**Job:**
Reproduce all records exactly.

··········

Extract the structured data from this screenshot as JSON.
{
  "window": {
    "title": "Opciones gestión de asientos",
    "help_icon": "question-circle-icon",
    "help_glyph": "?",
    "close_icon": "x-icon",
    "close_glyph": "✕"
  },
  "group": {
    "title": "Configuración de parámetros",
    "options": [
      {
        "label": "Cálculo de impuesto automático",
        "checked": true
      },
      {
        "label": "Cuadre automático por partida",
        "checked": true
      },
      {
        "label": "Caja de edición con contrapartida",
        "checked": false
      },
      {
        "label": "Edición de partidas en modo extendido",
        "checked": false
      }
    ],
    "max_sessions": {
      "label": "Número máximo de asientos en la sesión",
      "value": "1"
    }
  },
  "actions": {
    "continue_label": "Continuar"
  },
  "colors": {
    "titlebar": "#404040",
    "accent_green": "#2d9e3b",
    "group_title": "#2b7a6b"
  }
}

··········

**Output:**
Extract the structured data from this screenshot as JSON.
{
  "window": {
    "title": "Opciones gestión de asientos",
    "help_icon": "question-circle-icon",
    "help_glyph": "?",
    "close_icon": "x-icon",
    "close_glyph": "✕"
  },
  "group": {
    "title": "Configuración de parámetros",
    "options": [
      {
        "label": "Cálculo de impuesto automático",
        "checked": true
      },
      {
        "label": "Cuadre automático por partida",
        "checked": true
      },
      {
        "label": "Caja de edición con contrapartida",
        "checked": false
      },
      {
        "label": "Edición de partidas en modo extendido",
        "checked": false
      }
    ],
    "max_sessions": {
      "label": "Número máximo de asientos en la sesión",
      "value": "1"
    }
  },
  "actions": {
    "continue_label": "Continuar"
  },
  "colors": {
    "titlebar": "#404040",
    "accent_green": "#2d9e3b",
    "group_title": "#2b7a6b"
  }
}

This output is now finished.